══ RECORDED DATA ══

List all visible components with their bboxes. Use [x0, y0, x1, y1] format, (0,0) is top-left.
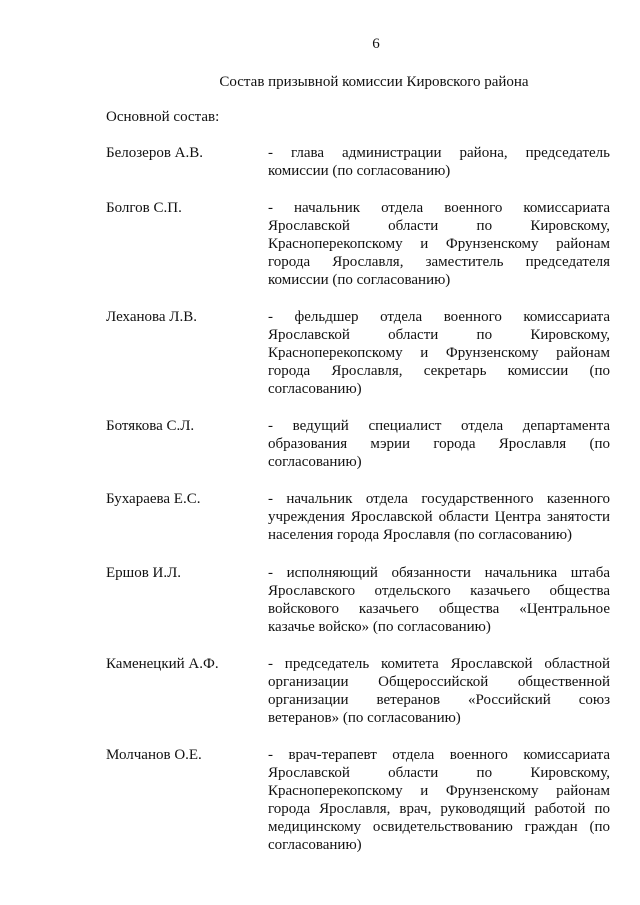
member-role: - глава администрации района, председатель комиссии (по согласованию)	[268, 145, 610, 179]
member-entry	[106, 564, 610, 636]
member-role: - председатель комитета Ярославской областной организации Общероссийской общественной организации ветеранов «Российский союз ветеранов» (по согласованию)	[268, 656, 610, 726]
member-name: Молчанов О.Е.	[106, 747, 202, 763]
member-entry	[106, 308, 610, 398]
member-name: Ботякова С.Л.	[106, 418, 195, 434]
member-name: Леханова Л.В.	[106, 309, 197, 325]
member-entry	[106, 199, 610, 289]
member-role: - врач-терапевт отдела военного комиссариата Ярославской области по Кировскому, Красноперекопскому и Фрунзенскому районам города Ярославля, врач, руководящий работой по медицинскому освидетельствованию граждан (по согласованию)	[268, 747, 610, 853]
member-name: Бухараева Е.С.	[106, 491, 201, 507]
member-name: Ершов И.Л.	[106, 565, 182, 581]
member-name: Каменецкий А.Ф.	[106, 656, 219, 672]
member-entry	[106, 417, 610, 471]
member-role: - фельдшер отдела военного комиссариата Ярославской области по Кировскому, Красноперекопскому и Фрунзенскому районам города Ярославля, секретарь комиссии (по согласованию)	[268, 309, 610, 397]
member-role: - исполняющий обязанности начальника штаба Ярославского отдельского казачьего общества войскового казачьего общества «Центральное казачье войско» (по согласованию)	[268, 565, 610, 635]
member-entry	[106, 746, 610, 854]
member-entry	[106, 490, 610, 544]
member-name: Болгов С.П.	[106, 200, 182, 216]
member-role: - начальник отдела военного комиссариата Ярославской области по Кировскому, Красноперекопскому и Фрунзенскому районам города Ярославля, заместитель председателя комиссии (по согласованию)	[268, 200, 610, 288]
page-number: 6	[372, 36, 380, 52]
document-title: Состав призывной комиссии Кировского района	[219, 74, 529, 90]
member-entry	[106, 655, 610, 727]
member-list	[106, 144, 610, 854]
member-role: - ведущий специалист отдела департамента образования мэрии города Ярославля (по согласованию)	[268, 418, 610, 470]
member-name: Белозеров А.В.	[106, 145, 204, 161]
section-subtitle: Основной состав:	[106, 109, 220, 125]
member-entry	[106, 144, 610, 180]
member-role: - начальник отдела государственного казенного учреждения Ярославской области Центра занятости населения города Ярославля (по согласованию)	[268, 491, 610, 543]
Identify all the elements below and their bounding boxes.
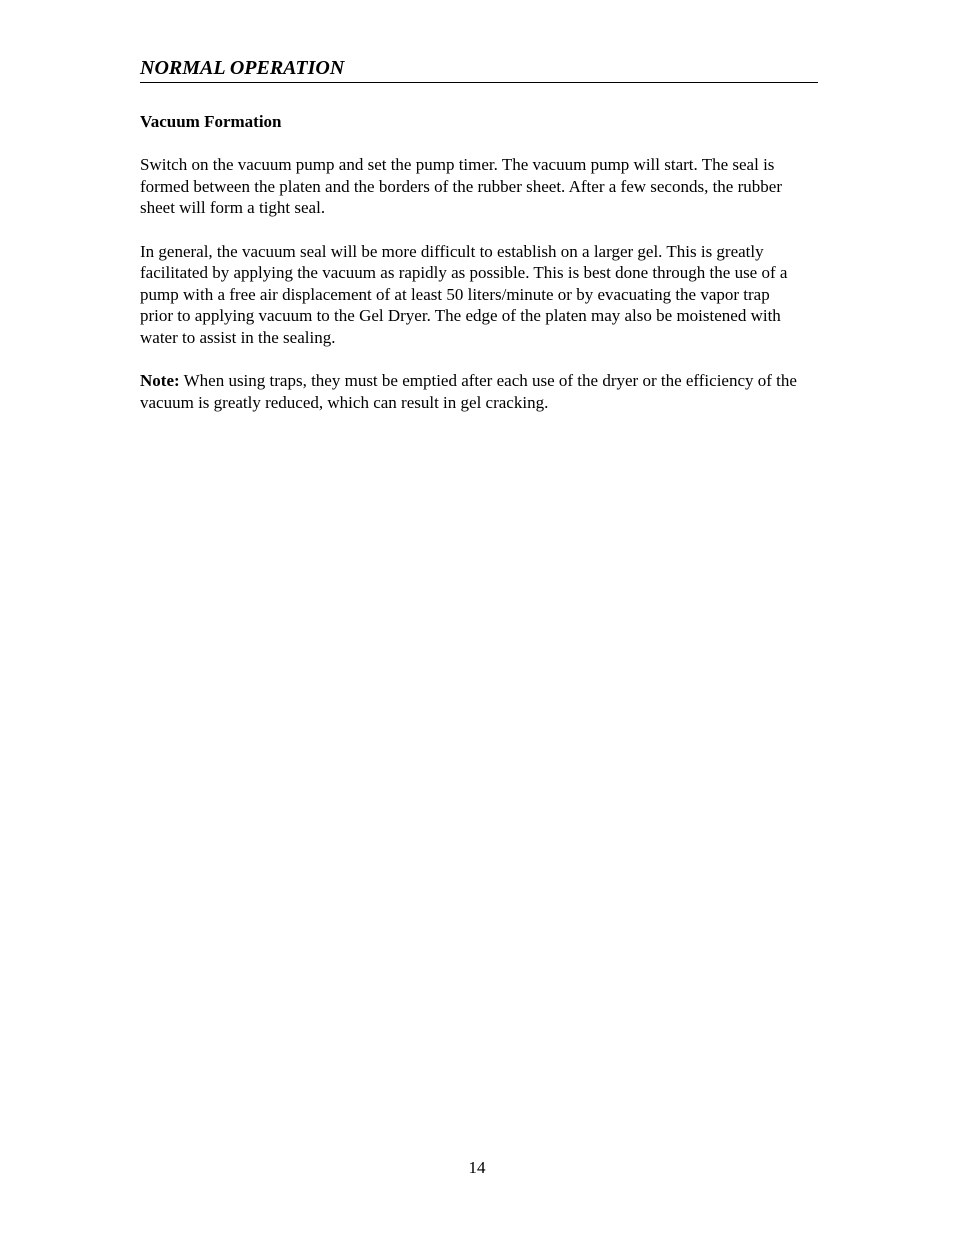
page-header xyxy=(140,56,818,83)
page-number: 14 xyxy=(468,1158,486,1177)
note-text: When using traps, they must be emptied after each use of the dryer or the efficiency of the vacuum is greatly reduced, which can result in gel cracking. xyxy=(140,371,797,412)
section-heading: Vacuum Formation xyxy=(140,112,282,131)
page-title: NORMAL OPERATION xyxy=(140,57,345,79)
paragraph-vacuum-seal: In general, the vacuum seal will be more difficult to establish on a larger gel. This is greatly facilitated by applying the vacuum as rapidly as possible. This is best done through the use of a pump with a free air displacement of at least 50 liters/minute or by evacuating the vapor trap prior to applying vacuum to the Gel Dryer. The edge of the platen may also be moistened with water to assist in the sealing. xyxy=(140,241,788,347)
paragraph-vacuum-pump: Switch on the vacuum pump and set the pump timer. The vacuum pump will start. The seal is formed between the platen and the borders of the rubber sheet. After a few seconds, the rubber sheet will form a tight seal. xyxy=(140,155,782,218)
note-label: Note: xyxy=(140,371,180,391)
page-content xyxy=(140,111,800,435)
note-paragraph xyxy=(140,370,800,413)
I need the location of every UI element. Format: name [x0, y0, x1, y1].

═══

* _TASK_: Please reproduce, without any change, the part of the material that opens with the line containing "member-role: - глава" and closes with the line containing "199, 610, 289]". Include both of those lines.

* _ANSWER FOR THIS EXERCISE_:
member-role: - глава администрации района, председатель комиссии (по согласованию)	[268, 145, 610, 179]
member-entry	[106, 564, 610, 636]
member-role: - председатель комитета Ярославской областной организации Общероссийской общественной организации ветеранов «Российский союз ветеранов» (по согласованию)	[268, 656, 610, 726]
member-name: Молчанов О.Е.	[106, 747, 202, 763]
member-entry	[106, 308, 610, 398]
member-name: Ботякова С.Л.	[106, 418, 195, 434]
member-name: Леханова Л.В.	[106, 309, 197, 325]
member-entry	[106, 199, 610, 289]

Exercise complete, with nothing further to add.